SHORT TASK – Pull out each line of the data that includes the word "selected".

-------- RECORDS SUPPLIED --------

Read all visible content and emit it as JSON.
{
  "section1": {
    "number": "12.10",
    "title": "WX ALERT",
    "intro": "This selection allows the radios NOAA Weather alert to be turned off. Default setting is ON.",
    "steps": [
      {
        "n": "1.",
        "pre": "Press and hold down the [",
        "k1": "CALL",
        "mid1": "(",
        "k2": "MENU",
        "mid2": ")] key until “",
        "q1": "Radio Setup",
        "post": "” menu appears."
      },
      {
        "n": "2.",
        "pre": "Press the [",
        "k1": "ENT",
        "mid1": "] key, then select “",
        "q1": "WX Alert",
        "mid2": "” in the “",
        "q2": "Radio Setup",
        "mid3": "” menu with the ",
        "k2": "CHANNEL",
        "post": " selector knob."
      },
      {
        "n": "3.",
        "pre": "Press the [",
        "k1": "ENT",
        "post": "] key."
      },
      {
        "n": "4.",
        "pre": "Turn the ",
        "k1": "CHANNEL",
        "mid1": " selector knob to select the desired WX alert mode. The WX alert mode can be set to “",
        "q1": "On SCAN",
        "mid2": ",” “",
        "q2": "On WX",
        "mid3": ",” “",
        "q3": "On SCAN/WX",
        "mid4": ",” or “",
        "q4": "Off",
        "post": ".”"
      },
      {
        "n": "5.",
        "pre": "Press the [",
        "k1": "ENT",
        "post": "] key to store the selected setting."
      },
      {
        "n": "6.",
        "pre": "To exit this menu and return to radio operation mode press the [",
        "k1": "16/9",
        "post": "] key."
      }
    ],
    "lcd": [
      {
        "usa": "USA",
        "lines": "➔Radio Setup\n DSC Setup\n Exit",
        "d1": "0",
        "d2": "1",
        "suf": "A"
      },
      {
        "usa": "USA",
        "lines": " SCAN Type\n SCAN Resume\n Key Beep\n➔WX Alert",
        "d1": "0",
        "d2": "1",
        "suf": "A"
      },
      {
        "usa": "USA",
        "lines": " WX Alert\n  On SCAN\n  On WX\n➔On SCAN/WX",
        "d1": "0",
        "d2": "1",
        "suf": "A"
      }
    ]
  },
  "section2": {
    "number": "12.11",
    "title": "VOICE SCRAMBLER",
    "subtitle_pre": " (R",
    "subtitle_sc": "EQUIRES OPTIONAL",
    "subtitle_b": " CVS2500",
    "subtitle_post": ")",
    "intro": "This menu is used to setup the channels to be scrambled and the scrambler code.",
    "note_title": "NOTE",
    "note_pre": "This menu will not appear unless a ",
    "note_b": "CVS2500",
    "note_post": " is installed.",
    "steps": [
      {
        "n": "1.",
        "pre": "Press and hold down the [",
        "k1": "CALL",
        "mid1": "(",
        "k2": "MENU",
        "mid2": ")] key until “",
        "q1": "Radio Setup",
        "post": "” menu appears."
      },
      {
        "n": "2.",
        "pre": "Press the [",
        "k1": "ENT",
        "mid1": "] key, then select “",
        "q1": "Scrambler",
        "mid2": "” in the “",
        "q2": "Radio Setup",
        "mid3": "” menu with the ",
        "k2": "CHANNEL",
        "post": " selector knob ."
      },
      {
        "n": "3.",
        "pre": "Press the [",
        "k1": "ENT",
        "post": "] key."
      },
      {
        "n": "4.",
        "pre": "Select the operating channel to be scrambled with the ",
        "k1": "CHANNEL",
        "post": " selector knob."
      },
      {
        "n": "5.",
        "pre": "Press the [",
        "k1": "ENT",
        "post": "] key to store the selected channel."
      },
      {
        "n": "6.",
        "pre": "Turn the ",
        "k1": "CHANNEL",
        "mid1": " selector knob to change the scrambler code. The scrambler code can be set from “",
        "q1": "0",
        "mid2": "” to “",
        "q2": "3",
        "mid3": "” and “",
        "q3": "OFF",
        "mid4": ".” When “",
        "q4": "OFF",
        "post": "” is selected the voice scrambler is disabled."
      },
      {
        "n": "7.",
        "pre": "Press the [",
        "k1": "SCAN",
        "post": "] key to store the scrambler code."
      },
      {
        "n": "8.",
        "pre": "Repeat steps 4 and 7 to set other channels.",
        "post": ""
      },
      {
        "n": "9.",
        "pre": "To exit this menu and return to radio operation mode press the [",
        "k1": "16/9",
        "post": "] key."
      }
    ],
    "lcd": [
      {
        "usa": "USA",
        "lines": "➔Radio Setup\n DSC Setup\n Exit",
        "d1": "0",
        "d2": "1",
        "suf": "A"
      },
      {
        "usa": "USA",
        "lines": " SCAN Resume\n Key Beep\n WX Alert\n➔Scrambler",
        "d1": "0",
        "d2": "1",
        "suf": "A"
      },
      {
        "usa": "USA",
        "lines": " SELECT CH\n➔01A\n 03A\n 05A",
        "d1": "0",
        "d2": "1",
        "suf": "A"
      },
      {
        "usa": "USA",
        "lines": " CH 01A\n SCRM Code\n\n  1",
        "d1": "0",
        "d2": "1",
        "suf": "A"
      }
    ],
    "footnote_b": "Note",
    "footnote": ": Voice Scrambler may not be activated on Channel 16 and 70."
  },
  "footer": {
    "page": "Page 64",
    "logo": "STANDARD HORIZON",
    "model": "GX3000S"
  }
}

--------

SOLUTION TO THIS TASK –
        "post": "] key to store the selected setting."
        "post": "] key to store the selected channel."
        "post": "” is selected the voice scrambler is disabled."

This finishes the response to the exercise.